— Task directions —
Transcribe the lines of the records starting with the one that has "Give me the" in it and ending with the last, and transcribe nothing else.

Stored entries:
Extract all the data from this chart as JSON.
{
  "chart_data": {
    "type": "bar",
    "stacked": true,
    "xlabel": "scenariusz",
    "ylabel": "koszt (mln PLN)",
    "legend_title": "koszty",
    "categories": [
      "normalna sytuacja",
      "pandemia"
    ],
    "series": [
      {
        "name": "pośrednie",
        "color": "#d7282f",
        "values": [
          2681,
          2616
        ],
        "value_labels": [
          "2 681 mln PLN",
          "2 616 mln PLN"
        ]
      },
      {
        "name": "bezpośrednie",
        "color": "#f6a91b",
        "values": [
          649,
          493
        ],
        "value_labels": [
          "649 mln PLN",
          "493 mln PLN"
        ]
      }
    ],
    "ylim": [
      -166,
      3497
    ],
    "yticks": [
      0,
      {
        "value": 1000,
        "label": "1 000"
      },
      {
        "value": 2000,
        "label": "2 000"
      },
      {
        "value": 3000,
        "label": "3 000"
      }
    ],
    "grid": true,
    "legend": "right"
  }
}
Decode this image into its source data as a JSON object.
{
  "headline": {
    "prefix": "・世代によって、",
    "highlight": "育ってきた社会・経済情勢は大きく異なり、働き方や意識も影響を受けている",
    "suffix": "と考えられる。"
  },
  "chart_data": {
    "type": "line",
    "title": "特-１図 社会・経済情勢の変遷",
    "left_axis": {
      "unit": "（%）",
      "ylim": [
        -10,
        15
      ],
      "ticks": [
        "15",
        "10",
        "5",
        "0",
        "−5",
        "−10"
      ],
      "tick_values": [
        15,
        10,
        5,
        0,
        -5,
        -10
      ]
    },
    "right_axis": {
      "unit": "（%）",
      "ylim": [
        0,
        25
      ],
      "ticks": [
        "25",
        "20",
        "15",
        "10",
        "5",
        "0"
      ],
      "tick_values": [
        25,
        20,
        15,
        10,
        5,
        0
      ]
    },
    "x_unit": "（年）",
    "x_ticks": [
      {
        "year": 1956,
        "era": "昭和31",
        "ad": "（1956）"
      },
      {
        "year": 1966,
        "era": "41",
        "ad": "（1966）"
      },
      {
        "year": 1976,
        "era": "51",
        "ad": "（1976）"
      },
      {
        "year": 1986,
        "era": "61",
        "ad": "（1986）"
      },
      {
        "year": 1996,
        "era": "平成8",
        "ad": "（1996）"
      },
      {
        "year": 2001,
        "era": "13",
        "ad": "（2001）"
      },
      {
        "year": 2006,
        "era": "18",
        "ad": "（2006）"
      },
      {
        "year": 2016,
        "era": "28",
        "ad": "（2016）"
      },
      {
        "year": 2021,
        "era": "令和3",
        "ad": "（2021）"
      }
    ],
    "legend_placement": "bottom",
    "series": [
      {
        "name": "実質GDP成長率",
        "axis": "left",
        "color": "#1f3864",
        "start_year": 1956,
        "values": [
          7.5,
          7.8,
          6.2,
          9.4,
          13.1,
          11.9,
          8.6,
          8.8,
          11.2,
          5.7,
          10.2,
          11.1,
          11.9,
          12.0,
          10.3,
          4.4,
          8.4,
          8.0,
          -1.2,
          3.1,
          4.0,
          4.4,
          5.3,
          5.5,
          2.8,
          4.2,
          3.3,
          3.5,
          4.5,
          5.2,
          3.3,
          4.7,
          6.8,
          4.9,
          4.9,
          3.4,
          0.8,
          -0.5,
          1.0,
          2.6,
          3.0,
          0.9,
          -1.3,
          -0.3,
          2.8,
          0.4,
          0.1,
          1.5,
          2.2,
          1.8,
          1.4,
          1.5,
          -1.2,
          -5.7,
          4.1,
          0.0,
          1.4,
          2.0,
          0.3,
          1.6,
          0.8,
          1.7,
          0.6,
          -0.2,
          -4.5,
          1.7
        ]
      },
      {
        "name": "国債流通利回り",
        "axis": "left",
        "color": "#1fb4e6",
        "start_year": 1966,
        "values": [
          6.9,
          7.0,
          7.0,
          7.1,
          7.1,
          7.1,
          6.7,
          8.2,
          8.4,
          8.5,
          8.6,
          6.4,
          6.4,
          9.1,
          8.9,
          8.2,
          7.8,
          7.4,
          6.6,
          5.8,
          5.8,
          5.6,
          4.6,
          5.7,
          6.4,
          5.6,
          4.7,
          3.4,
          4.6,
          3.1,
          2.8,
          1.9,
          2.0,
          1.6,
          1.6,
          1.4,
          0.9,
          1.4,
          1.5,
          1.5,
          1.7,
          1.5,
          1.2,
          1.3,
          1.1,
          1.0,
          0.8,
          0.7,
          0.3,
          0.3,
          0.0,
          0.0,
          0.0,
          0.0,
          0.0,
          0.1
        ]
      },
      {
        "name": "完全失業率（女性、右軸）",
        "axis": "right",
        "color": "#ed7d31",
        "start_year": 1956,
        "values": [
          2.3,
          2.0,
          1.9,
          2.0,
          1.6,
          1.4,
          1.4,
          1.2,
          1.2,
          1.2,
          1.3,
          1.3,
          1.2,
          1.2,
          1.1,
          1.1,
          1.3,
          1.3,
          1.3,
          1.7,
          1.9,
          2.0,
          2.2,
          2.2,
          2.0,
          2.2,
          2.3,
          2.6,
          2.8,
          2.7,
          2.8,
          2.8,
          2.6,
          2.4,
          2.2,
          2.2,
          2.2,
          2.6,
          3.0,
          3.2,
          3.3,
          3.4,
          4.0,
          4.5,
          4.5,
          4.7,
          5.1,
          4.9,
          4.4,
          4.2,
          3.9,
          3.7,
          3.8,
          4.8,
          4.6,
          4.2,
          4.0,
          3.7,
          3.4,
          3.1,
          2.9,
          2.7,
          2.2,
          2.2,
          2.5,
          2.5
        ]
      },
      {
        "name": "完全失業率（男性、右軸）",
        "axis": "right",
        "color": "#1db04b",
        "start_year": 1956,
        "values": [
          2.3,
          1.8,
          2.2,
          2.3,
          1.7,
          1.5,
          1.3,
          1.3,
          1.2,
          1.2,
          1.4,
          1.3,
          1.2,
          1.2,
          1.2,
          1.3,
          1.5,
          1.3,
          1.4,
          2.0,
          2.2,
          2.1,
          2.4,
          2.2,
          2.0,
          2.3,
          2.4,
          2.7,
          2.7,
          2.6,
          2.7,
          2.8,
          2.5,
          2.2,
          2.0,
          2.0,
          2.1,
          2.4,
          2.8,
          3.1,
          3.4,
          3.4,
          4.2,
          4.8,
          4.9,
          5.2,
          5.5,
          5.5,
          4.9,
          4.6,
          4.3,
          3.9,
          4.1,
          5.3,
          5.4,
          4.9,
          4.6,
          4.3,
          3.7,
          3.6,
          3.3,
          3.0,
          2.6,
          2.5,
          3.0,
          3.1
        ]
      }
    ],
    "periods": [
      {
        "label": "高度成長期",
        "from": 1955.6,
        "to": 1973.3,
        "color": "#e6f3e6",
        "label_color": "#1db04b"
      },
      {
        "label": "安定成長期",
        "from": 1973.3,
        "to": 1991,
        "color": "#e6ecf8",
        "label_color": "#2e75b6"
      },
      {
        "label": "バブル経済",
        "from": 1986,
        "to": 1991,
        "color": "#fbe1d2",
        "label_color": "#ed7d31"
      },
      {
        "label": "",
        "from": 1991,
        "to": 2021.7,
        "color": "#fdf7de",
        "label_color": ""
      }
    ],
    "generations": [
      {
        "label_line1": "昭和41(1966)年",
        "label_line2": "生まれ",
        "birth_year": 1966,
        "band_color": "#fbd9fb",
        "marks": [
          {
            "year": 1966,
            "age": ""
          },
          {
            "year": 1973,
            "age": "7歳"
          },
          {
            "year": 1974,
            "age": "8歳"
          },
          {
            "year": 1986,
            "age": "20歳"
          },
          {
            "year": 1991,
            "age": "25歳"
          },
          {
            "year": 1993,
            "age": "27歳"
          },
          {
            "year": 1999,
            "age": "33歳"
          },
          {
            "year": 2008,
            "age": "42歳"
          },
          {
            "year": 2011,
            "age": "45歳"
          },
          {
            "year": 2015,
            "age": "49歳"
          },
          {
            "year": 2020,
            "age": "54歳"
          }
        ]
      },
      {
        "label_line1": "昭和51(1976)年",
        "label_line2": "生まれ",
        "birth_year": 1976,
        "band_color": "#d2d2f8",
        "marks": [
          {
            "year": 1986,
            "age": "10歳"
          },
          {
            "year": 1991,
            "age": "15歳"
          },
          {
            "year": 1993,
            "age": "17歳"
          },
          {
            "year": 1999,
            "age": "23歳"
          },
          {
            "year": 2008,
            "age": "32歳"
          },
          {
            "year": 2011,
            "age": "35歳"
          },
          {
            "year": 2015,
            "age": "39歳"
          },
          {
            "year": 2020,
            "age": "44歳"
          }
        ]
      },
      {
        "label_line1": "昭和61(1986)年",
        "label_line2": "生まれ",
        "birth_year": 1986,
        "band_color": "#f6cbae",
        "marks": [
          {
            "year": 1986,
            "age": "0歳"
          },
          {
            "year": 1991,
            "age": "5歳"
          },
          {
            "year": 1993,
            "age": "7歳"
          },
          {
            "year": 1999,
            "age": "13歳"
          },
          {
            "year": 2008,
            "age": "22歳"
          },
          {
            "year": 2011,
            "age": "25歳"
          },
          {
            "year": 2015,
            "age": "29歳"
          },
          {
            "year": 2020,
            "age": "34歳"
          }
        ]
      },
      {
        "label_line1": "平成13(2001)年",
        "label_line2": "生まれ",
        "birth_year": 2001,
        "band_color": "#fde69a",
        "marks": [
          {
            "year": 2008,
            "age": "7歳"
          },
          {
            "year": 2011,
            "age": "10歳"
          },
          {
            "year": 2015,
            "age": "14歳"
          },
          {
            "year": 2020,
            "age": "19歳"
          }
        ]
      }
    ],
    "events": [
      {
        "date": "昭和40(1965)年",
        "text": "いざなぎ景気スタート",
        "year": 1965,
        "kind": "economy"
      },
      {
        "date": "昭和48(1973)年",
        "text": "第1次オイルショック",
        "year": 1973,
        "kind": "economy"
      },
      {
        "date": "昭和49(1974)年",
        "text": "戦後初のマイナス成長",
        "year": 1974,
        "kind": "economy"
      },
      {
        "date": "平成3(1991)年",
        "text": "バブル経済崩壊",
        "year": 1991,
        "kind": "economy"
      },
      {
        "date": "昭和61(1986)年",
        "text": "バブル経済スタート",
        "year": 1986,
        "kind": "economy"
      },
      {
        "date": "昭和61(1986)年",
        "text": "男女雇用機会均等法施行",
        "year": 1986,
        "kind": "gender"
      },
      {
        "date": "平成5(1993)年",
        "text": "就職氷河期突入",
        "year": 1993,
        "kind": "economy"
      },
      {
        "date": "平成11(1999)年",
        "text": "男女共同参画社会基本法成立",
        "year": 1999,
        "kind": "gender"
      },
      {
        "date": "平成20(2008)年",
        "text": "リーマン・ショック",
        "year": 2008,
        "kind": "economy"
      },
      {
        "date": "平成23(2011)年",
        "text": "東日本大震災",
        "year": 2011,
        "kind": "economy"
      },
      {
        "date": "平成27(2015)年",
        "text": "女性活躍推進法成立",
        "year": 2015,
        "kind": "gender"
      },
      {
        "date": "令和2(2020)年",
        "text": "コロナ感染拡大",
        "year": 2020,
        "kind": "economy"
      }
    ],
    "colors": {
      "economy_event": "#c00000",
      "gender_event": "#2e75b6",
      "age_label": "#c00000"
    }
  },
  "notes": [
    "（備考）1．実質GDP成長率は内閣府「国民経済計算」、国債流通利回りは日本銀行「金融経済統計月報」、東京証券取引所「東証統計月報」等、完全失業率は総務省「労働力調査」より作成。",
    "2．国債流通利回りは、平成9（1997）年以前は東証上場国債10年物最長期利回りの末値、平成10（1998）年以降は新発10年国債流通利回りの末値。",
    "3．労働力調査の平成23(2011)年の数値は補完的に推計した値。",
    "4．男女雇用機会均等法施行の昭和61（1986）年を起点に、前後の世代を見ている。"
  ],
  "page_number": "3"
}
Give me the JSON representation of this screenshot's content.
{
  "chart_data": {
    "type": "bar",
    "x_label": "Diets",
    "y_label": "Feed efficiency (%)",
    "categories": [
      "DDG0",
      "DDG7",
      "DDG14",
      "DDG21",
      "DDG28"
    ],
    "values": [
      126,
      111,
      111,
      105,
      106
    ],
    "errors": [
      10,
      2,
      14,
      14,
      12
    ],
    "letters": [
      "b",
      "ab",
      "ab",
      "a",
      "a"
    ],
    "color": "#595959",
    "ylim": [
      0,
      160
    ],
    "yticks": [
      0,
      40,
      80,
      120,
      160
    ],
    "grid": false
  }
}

— Finished answer —
Give me the JSON representation of this screenshot's content.
{
  "chart_data": {
    "type": "bar",
    "x_label": "Diets",
    "y_label": "Feed efficiency (%)",
    "categories": [
      "DDG0",
      "DDG7",
      "DDG14",
      "DDG21",
      "DDG28"
    ],
    "values": [
      126,
      111,
      111,
      105,
      106
    ],
    "errors": [
      10,
      2,
      14,
      14,
      12
    ],
    "letters": [
      "b",
      "ab",
      "ab",
      "a",
      "a"
    ],
    "color": "#595959",
    "ylim": [
      0,
      160
    ],
    "yticks": [
      0,
      40,
      80,
      120,
      160
    ],
    "grid": false
  }
}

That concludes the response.